Return all of the entries exactly as written.

Start of DATA SUPPLIED

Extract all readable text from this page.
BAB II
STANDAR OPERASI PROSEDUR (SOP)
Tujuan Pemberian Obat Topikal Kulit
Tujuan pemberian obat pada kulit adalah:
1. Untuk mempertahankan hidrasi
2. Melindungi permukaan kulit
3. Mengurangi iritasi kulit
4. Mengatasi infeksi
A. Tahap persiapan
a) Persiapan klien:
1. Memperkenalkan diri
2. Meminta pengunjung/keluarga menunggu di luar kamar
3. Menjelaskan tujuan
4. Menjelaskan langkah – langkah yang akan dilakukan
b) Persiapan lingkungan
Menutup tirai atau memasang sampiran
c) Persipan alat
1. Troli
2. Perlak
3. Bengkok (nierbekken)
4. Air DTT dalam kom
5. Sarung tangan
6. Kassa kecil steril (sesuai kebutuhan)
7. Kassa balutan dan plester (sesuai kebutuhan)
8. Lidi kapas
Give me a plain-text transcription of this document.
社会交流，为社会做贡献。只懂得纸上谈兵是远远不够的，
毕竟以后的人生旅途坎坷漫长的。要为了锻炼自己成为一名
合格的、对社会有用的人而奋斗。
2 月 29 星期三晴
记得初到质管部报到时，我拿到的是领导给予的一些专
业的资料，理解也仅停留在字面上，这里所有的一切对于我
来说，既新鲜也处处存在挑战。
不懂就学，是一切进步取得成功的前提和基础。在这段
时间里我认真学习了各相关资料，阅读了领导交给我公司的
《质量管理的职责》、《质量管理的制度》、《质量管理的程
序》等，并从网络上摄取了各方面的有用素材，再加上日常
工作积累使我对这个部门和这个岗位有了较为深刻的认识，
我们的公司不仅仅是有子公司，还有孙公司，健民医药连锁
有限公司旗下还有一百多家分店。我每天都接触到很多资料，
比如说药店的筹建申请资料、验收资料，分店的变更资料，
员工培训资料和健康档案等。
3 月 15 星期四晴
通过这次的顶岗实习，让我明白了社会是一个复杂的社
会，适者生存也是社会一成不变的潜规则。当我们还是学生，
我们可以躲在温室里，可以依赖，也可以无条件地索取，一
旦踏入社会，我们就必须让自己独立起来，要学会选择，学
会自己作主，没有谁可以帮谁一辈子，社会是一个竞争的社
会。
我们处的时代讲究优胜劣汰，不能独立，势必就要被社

End of DATA SUPPLIED

_TASK SOLUTION:_
Extract all readable text from this page.
BAB II
STANDAR OPERASI PROSEDUR (SOP)
Tujuan Pemberian Obat Topikal Kulit
Tujuan pemberian obat pada kulit adalah:
1. Untuk mempertahankan hidrasi
2. Melindungi permukaan kulit
3. Mengurangi iritasi kulit
4. Mengatasi infeksi
A. Tahap persiapan
a) Persiapan klien:
1. Memperkenalkan diri
2. Meminta pengunjung/keluarga menunggu di luar kamar
3. Menjelaskan tujuan
4. Menjelaskan langkah – langkah yang akan dilakukan
b) Persiapan lingkungan
Menutup tirai atau memasang sampiran
c) Persipan alat
1. Troli
2. Perlak
3. Bengkok (nierbekken)
4. Air DTT dalam kom
5. Sarung tangan
6. Kassa kecil steril (sesuai kebutuhan)
7. Kassa balutan dan plester (sesuai kebutuhan)
8. Lidi kapas
Give me a plain-text transcription of this document.
社会交流，为社会做贡献。只懂得纸上谈兵是远远不够的，
毕竟以后的人生旅途坎坷漫长的。要为了锻炼自己成为一名
合格的、对社会有用的人而奋斗。
2 月 29 星期三晴
记得初到质管部报到时，我拿到的是领导给予的一些专
业的资料，理解也仅停留在字面上，这里所有的一切对于我
来说，既新鲜也处处存在挑战。
不懂就学，是一切进步取得成功的前提和基础。在这段
时间里我认真学习了各相关资料，阅读了领导交给我公司的
《质量管理的职责》、《质量管理的制度》、《质量管理的程
序》等，并从网络上摄取了各方面的有用素材，再加上日常
工作积累使我对这个部门和这个岗位有了较为深刻的认识，
我们的公司不仅仅是有子公司，还有孙公司，健民医药连锁
有限公司旗下还有一百多家分店。我每天都接触到很多资料，
比如说药店的筹建申请资料、验收资料，分店的变更资料，
员工培训资料和健康档案等。
3 月 15 星期四晴
通过这次的顶岗实习，让我明白了社会是一个复杂的社
会，适者生存也是社会一成不变的潜规则。当我们还是学生，
我们可以躲在温室里，可以依赖，也可以无条件地索取，一
旦踏入社会，我们就必须让自己独立起来，要学会选择，学
会自己作主，没有谁可以帮谁一辈子，社会是一个竞争的社
会。
我们处的时代讲究优胜劣汰，不能独立，势必就要被社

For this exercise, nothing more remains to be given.